EXERCISE DESCRIPTION
Format the lines of the listing below as a numbered list, starting at its first line and ending with the line containing "temperature-point (208, 148, 217, 157)" (both ends included). Omit any blank lines.

========

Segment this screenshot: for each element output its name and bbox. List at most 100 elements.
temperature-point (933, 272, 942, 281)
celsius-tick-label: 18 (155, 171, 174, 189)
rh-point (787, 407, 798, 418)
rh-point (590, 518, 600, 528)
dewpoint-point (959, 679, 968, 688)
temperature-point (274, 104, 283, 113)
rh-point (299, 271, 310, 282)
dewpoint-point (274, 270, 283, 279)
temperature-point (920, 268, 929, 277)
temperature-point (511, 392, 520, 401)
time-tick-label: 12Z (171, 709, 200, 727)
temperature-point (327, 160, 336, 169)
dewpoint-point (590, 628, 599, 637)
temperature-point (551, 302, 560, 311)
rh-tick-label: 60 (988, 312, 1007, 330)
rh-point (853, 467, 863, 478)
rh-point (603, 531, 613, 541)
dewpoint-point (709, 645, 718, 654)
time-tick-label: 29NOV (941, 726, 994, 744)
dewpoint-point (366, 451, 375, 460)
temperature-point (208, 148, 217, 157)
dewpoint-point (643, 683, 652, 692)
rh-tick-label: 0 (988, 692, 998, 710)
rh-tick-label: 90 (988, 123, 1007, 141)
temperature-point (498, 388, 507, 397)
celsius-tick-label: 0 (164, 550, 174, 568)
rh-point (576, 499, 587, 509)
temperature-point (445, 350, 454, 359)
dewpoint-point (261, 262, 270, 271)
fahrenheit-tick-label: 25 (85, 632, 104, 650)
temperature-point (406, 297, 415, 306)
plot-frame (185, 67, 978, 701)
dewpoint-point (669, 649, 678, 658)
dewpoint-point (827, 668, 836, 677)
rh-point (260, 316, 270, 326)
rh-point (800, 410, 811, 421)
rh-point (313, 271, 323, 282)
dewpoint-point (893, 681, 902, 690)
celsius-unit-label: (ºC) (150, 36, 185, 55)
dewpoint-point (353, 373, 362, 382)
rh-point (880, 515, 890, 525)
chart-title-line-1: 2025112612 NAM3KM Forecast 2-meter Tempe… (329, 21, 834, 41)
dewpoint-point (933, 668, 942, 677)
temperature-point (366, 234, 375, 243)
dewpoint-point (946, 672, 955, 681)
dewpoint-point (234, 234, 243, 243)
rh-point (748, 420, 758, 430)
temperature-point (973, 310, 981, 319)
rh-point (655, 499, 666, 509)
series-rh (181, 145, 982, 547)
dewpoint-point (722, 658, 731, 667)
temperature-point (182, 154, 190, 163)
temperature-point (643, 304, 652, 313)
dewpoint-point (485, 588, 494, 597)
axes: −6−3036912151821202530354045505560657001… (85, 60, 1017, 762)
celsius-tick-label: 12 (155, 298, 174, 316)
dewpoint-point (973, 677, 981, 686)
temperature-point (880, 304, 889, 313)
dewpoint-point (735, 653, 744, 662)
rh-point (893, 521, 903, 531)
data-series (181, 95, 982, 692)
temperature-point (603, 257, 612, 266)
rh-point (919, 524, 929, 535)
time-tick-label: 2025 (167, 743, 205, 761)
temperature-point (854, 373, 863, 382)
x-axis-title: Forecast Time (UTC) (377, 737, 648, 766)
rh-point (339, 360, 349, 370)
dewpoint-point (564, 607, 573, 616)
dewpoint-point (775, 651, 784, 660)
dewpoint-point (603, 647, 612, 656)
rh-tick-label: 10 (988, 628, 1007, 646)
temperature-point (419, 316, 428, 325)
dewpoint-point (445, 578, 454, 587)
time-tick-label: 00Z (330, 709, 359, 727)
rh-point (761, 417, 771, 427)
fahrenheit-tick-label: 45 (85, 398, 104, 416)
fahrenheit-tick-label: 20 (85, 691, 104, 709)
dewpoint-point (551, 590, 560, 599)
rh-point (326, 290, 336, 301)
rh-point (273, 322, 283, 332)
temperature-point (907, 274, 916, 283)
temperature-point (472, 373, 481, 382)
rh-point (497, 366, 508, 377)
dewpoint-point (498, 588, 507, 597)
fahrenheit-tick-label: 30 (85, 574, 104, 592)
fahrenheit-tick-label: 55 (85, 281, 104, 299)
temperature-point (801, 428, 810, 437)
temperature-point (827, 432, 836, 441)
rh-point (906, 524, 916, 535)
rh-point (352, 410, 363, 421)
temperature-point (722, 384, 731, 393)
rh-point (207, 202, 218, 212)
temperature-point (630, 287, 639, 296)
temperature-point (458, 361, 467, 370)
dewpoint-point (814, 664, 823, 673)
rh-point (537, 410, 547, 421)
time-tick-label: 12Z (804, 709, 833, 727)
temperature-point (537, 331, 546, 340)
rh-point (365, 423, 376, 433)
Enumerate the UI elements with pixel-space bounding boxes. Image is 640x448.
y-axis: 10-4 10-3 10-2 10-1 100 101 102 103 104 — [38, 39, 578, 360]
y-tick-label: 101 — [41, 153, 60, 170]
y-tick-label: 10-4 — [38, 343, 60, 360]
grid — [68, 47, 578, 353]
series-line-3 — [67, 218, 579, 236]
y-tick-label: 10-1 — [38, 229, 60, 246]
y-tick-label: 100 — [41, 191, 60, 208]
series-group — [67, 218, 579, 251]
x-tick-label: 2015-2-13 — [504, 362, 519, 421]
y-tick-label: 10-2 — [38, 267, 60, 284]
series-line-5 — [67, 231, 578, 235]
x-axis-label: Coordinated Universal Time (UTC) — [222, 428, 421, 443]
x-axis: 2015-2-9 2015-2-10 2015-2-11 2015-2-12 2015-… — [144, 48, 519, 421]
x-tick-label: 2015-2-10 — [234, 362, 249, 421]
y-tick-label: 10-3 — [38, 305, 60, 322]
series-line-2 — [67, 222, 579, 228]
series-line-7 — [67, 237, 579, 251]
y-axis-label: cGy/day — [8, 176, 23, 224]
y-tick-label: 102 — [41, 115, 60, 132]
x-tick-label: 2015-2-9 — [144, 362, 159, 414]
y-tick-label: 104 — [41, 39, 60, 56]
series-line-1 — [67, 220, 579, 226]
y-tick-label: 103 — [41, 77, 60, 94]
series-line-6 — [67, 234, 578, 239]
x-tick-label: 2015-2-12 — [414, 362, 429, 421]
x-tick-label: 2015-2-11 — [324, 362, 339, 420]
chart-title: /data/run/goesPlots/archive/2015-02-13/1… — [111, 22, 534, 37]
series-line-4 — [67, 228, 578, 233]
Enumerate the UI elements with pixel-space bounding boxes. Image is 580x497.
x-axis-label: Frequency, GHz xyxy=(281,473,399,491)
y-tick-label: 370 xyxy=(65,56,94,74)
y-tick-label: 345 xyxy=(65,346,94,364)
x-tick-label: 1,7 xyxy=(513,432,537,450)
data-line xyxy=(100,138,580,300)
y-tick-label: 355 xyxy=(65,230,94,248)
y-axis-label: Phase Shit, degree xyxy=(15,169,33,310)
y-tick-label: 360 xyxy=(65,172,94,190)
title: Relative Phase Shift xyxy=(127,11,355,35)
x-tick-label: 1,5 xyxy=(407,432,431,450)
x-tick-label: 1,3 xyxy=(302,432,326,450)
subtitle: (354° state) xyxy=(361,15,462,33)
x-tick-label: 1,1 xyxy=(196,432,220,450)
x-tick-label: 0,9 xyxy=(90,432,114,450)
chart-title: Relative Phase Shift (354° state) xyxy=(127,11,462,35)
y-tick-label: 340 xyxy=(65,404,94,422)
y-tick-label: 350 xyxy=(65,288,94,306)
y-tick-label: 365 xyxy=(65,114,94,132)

========

COMPLETE RESPONSE
1. Segment this screenshot: for each element output its name and bbox. List at most 100 elements.
2. temperature-point (933, 272, 942, 281)
3. celsius-tick-label: 18 (155, 171, 174, 189)
4. rh-point (787, 407, 798, 418)
5. rh-point (590, 518, 600, 528)
6. dewpoint-point (959, 679, 968, 688)
7. temperature-point (274, 104, 283, 113)
8. rh-point (299, 271, 310, 282)
9. dewpoint-point (274, 270, 283, 279)
10. temperature-point (920, 268, 929, 277)
11. temperature-point (511, 392, 520, 401)
12. time-tick-label: 12Z (171, 709, 200, 727)
13. temperature-point (327, 160, 336, 169)
14. dewpoint-point (590, 628, 599, 637)
15. temperature-point (551, 302, 560, 311)
16. rh-tick-label: 60 (988, 312, 1007, 330)
17. rh-point (853, 467, 863, 478)
18. rh-point (603, 531, 613, 541)
19. dewpoint-point (709, 645, 718, 654)
20. time-tick-label: 29NOV (941, 726, 994, 744)
21. dewpoint-point (366, 451, 375, 460)
22. temperature-point (208, 148, 217, 157)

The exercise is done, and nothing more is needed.